### TASK SET
A. Decide whether each statement below agrees with the passage on malicious traffic. Answer yes or no for each, and quote the deciding words of the passage. (i) The malicious packets generally come from automated scanning malware. (ii) Only repeated hits on the honeypot servers are counted as malicious traffic. (iii) Akamai considers large fluctuations from the normal amount to be unusual.
B. In two sentences, summarize the passage on malicious traffic.
C. Continue the passage on Akamai's malicious-traffic monitoring, starting right after its final sentence.

### TEXT
******

The malicious packets are "generally" from automated scanning malware — not too dissimilar to a burglar with a key trying on each door in a neighborhood to break into someone's home. Eventually, statistically, the thief will break in.

"The visualization took is a look at what we call the darknet — where the information comes from our unnamed, unadvertised 'honeypot' servers," he said. "We count any hit or look at our servers as 'malicious traffic'."

"Anyone looking for those servers would be considered a malicious attack," he added.

Akamai also confirmed that it's not unusual to see large fluctuations above or below the normal amount — such as Monday — when the real-time monitor's meter was registering almost 800 attacks per hour.

******

### RECORDS SHOWN
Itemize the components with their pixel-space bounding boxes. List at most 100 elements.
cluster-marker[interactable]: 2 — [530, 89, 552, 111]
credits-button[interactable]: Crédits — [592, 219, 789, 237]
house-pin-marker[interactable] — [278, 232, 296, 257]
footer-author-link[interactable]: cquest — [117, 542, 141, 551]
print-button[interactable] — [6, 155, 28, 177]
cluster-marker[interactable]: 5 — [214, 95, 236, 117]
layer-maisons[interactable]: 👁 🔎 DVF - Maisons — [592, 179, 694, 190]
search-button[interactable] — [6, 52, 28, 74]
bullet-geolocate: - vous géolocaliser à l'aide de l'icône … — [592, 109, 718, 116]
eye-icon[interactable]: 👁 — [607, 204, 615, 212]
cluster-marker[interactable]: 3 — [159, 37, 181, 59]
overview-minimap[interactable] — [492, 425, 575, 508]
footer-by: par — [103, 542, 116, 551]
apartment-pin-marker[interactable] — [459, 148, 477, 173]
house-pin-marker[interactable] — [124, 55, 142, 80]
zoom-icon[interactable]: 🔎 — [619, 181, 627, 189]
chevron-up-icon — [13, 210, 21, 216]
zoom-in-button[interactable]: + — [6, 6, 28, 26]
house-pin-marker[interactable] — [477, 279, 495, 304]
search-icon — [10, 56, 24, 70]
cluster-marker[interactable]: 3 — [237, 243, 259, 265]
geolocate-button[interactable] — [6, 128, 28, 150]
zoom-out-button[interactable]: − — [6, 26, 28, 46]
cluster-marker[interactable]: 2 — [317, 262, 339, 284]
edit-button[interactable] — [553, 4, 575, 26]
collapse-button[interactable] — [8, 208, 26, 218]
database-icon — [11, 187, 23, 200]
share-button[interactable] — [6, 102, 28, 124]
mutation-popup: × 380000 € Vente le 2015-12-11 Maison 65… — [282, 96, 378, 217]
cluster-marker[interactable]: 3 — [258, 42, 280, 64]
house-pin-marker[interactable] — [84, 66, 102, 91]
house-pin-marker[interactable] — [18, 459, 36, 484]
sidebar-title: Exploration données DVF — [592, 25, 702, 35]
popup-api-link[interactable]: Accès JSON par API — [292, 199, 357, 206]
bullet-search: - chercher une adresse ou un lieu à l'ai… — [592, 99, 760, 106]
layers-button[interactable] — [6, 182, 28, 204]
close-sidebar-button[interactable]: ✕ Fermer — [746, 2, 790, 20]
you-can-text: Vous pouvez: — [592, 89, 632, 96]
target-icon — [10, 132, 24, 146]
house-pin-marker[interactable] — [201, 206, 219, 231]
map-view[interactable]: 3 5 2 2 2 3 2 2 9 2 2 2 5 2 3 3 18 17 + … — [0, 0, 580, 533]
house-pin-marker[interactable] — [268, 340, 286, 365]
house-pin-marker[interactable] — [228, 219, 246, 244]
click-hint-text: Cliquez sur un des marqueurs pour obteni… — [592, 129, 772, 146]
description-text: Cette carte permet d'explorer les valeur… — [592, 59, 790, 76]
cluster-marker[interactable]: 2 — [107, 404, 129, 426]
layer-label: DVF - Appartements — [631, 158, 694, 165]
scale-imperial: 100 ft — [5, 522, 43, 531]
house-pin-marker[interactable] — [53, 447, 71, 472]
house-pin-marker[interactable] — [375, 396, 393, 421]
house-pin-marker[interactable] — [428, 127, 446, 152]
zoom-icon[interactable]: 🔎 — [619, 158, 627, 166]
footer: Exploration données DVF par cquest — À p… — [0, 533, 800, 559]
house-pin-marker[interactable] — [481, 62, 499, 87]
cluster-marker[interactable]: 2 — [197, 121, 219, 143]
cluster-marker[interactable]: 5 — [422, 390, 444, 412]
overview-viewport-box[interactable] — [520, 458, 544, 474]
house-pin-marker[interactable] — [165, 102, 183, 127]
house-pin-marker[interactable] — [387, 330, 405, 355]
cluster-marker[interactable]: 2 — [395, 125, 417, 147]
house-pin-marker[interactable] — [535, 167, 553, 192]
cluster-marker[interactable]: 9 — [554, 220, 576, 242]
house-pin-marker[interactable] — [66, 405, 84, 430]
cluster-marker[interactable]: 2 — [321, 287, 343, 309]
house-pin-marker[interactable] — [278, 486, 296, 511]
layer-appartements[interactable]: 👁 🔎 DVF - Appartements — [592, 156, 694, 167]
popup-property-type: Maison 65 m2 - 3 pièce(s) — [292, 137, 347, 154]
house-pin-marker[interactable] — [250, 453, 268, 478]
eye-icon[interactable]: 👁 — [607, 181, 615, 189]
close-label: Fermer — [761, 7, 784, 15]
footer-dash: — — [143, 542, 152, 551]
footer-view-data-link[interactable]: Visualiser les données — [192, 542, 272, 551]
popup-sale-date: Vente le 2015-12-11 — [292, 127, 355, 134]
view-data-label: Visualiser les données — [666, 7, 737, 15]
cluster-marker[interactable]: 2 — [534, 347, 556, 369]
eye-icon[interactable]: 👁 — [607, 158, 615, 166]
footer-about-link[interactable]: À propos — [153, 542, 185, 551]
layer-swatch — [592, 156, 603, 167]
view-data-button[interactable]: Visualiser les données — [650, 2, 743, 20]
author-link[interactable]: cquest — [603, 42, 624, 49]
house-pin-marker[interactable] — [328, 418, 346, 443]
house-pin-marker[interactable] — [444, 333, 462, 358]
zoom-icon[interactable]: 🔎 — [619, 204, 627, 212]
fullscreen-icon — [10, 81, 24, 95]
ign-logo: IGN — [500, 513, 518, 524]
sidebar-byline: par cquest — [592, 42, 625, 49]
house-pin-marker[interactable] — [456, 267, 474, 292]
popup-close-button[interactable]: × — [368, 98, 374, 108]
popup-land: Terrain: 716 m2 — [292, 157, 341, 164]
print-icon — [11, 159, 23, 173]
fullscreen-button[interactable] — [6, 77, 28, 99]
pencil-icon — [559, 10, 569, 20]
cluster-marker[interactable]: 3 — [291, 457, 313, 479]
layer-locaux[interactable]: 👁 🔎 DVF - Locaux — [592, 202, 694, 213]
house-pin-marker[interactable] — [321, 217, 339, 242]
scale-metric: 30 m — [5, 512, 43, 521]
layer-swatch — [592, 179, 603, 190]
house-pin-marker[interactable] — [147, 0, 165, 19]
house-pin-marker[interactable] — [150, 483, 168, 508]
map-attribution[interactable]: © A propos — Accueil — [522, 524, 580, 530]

******

### ANSWERS TO THE EXERCISE
A.
(i) Yes: "The malicious packets are "generally" from automated scanning malware"
(ii) No: "We count any hit or look at our servers as 'malicious traffic'."
(iii) No: "it's not unusual to see large fluctuations above or below the normal amount"

B. Malicious packets generally come from automated scanning malware, which the passage compares to a burglar with a key trying each door in a neighborhood until one eventually opens. Akamai counts any hit or look at its unadvertised honeypot servers as malicious traffic, and it says large swings above or below the normal amount are not unusual, as on Monday, when its real-time monitor registered almost 800 attacks per hour.

C.
While many consider the Akamai monitor to be DDoS traffic, the tool in fact registers "malicious" traffic, which boiled down is an attempt to connect to one of Akamai's hidden set of Internet-connected servers.

In speaking to the company's security contacts, he suggested it could be that someone is testing out a new scanning tool, or simply looking for vulnerable servers. "While you may see a large percentage spike in traffic, it's actually a small sample set than the overall platform."

Bluntly putting it: "The Internet is not collapsing around itself," Morton said.

Well that settles it. Back to sharing kitten pictures and animated GIFs, then.